## start

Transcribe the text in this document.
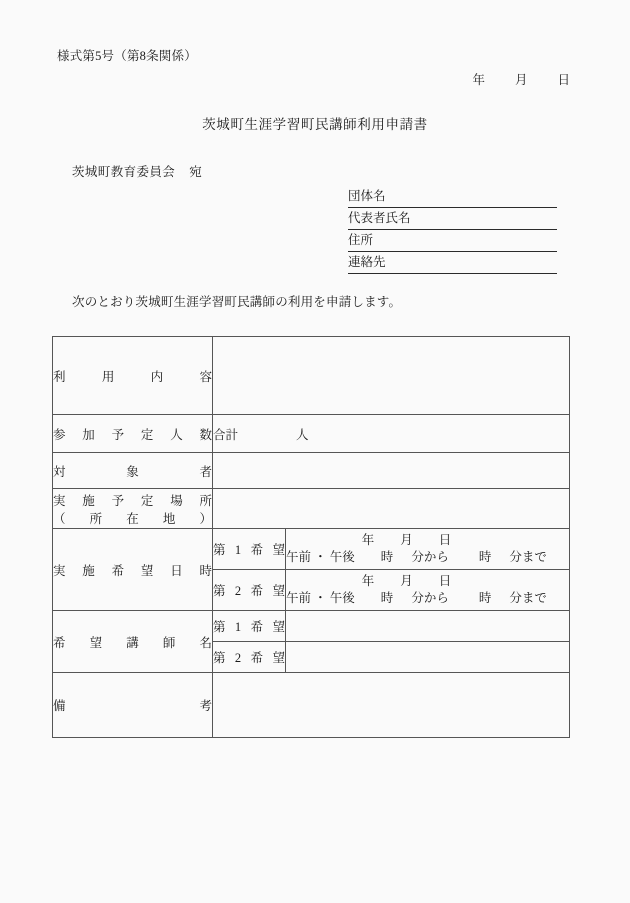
様式第5号（第8条関係）
年 月 日
茨城町生涯学習町民講師利用申請書
茨城町教育委員会 宛
団体名
代表者氏名
住所
連絡先
次のとおり茨城町生涯学習町民講師の利用を申請します。
利用内容		
参加予定人数	合計 人	
対象者		

実施予定場所
（所在地）		

実施希望日時	第1希望	年 月 日
午前 ・ 午後 時 分から 時 分まで

	第2希望	年 月 日
午前 ・ 午後 時 分から 時 分まで

希望講師名	第1希望	
	第2希望	
備考		
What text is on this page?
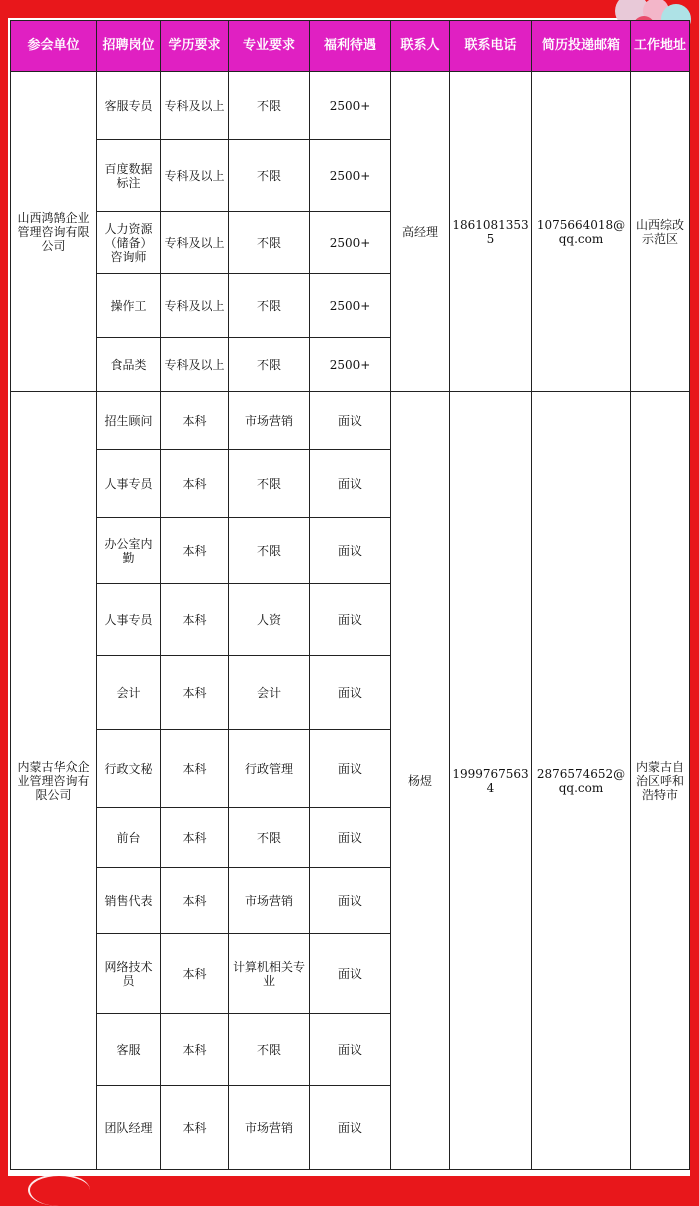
参会单位	招聘岗位	学历要求	专业要求	福利待遇	联系人	联系电话	简历投递邮箱	工作地址
山西鸿鹄企业管理咨询有限公司	客服专员	专科及以上	不限	2500+	高经理	18610813535	1075664018@qq.com	山西综改示范区
	百度数据标注	专科及以上	不限	2500+				
	人力资源（储备）咨询师	专科及以上	不限	2500+				
	操作工	专科及以上	不限	2500+				
	食品类	专科及以上	不限	2500+				
内蒙古华众企业管理咨询有限公司	招生顾问	本科	市场营销	面议	杨煜	19997675634	2876574652@qq.com	内蒙古自治区呼和浩特市
	人事专员	本科	不限	面议				
	办公室内勤	本科	不限	面议				
	人事专员	本科	人资	面议				
	会计	本科	会计	面议				
	行政文秘	本科	行政管理	面议				
	前台	本科	不限	面议				
	销售代表	本科	市场营销	面议				
	网络技术员	本科	计算机相关专业	面议				
	客服	本科	不限	面议				
	团队经理	本科	市场营销	面议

## end

→ GIVEN EXERCISE
Transcribe each line above verbatim, with the pictures left out.

→ OUTPUT OF THE TASK
Transcribe the text in this document.
様式第5号（第8条関係）
年 月 日
茨城町生涯学習町民講師利用申請書
茨城町教育委員会 宛
団体名
代表者氏名
住所
連絡先
次のとおり茨城町生涯学習町民講師の利用を申請します。
利用内容		
参加予定人数	合計 人	
対象者		

実施予定場所
（所在地）		

実施希望日時	第1希望	年 月 日
午前 ・ 午後 時 分から 時 分まで

	第2希望	年 月 日
午前 ・ 午後 時 分から 時 分まで

希望講師名	第1希望	
	第2希望	
備考		
What text is on this page?
参会单位	招聘岗位	学历要求	专业要求	福利待遇	联系人	联系电话	简历投递邮箱	工作地址
山西鸿鹄企业管理咨询有限公司	客服专员	专科及以上	不限	2500+	高经理	18610813535	1075664018@qq.com	山西综改示范区
	百度数据标注	专科及以上	不限	2500+				
	人力资源（储备）咨询师	专科及以上	不限	2500+				
	操作工	专科及以上	不限	2500+				
	食品类	专科及以上	不限	2500+				
内蒙古华众企业管理咨询有限公司	招生顾问	本科	市场营销	面议	杨煜	19997675634	2876574652@qq.com	内蒙古自治区呼和浩特市
	人事专员	本科	不限	面议				
	办公室内勤	本科	不限	面议				
	人事专员	本科	人资	面议				
	会计	本科	会计	面议				
	行政文秘	本科	行政管理	面议				
	前台	本科	不限	面议				
	销售代表	本科	市场营销	面议				
	网络技术员	本科	计算机相关专业	面议				
	客服	本科	不限	面议				
	团队经理	本科	市场营销	面议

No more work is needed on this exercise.